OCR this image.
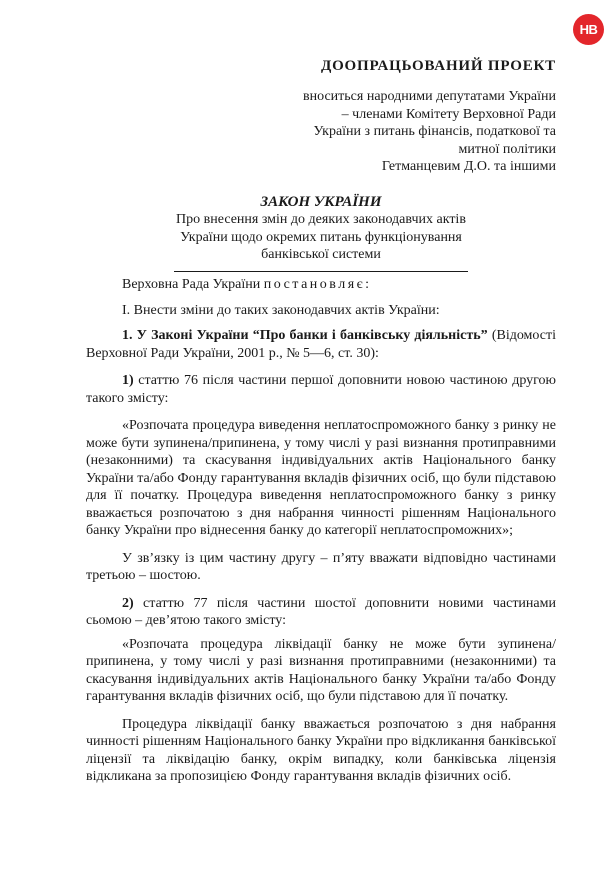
НВ
ДООПРАЦЬОВАНИЙ ПРОЕКТ
вноситься народними депутатами України
– членами Комітету Верховної Ради
України з питань фінансів, податкової та
митної політики
Гетманцевим Д.О. та іншими
ЗАКОН УКРАЇНИ
Про внесення змін до деяких законодавчих актів
України щодо окремих питань функціонування
банківської системи

Верховна Рада України постановляє:

І. Внести зміни до таких законодавчих актів України:

1. У Законі України “Про банки і банківську діяльність” (Відомості Верховної Ради України, 2001 р., № 5—6, ст. 30):

1) статтю 76 після частини першої доповнити новою частиною другою такого змісту:

«Розпочата процедура виведення неплатоспроможного банку з ринку не може бути зупинена/припинена, у тому числі у разі визнання протиправними (незаконними) та скасування індивідуальних актів Національного банку України та/або Фонду гарантування вкладів фізичних осіб, що були підставою для її початку. Процедура виведення неплатоспроможного банку з ринку вважається розпочатою з дня набрання чинності рішенням Національного банку України про віднесення банку до категорії неплатоспроможних»;

У зв’язку із цим частину другу – п’яту вважати відповідно частинами третьою – шостою.

2) статтю 77 після частини шостої доповнити новими частинами сьомою – дев’ятою такого змісту:

«Розпочата процедура ліквідації банку не може бути зупинена/припинена, у тому числі у разі визнання протиправними (незаконними) та скасування індивідуальних актів Національного банку України та/або Фонду гарантування вкладів фізичних осіб, що були підставою для її початку.

Процедура ліквідації банку вважається розпочатою з дня набрання чинності рішенням Національного банку України про відкликання банківської ліцензії та ліквідацію банку, окрім випадку, коли банківська ліцензія відкликана за пропозицією Фонду гарантування вкладів фізичних осіб.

--------------------

Pictures are to be left out; all else in the entries above is to be quoted exactly.

### EXERCISE RESULT
OCR this image.
НВ
ДООПРАЦЬОВАНИЙ ПРОЕКТ
вноситься народними депутатами України
– членами Комітету Верховної Ради
України з питань фінансів, податкової та
митної політики
Гетманцевим Д.О. та іншими
ЗАКОН УКРАЇНИ
Про внесення змін до деяких законодавчих актів
України щодо окремих питань функціонування
банківської системи

Верховна Рада України постановляє:

І. Внести зміни до таких законодавчих актів України:

1. У Законі України “Про банки і банківську діяльність” (Відомості Верховної Ради України, 2001 р., № 5—6, ст. 30):

1) статтю 76 після частини першої доповнити новою частиною другою такого змісту:

«Розпочата процедура виведення неплатоспроможного банку з ринку не може бути зупинена/припинена, у тому числі у разі визнання протиправними (незаконними) та скасування індивідуальних актів Національного банку України та/або Фонду гарантування вкладів фізичних осіб, що були підставою для її початку. Процедура виведення неплатоспроможного банку з ринку вважається розпочатою з дня набрання чинності рішенням Національного банку України про віднесення банку до категорії неплатоспроможних»;

У зв’язку із цим частину другу – п’яту вважати відповідно частинами третьою – шостою.

2) статтю 77 після частини шостої доповнити новими частинами сьомою – дев’ятою такого змісту:

«Розпочата процедура ліквідації банку не може бути зупинена/припинена, у тому числі у разі визнання протиправними (незаконними) та скасування індивідуальних актів Національного банку України та/або Фонду гарантування вкладів фізичних осіб, що були підставою для її початку.

Процедура ліквідації банку вважається розпочатою з дня набрання чинності рішенням Національного банку України про відкликання банківської ліцензії та ліквідацію банку, окрім випадку, коли банківська ліцензія відкликана за пропозицією Фонду гарантування вкладів фізичних осіб.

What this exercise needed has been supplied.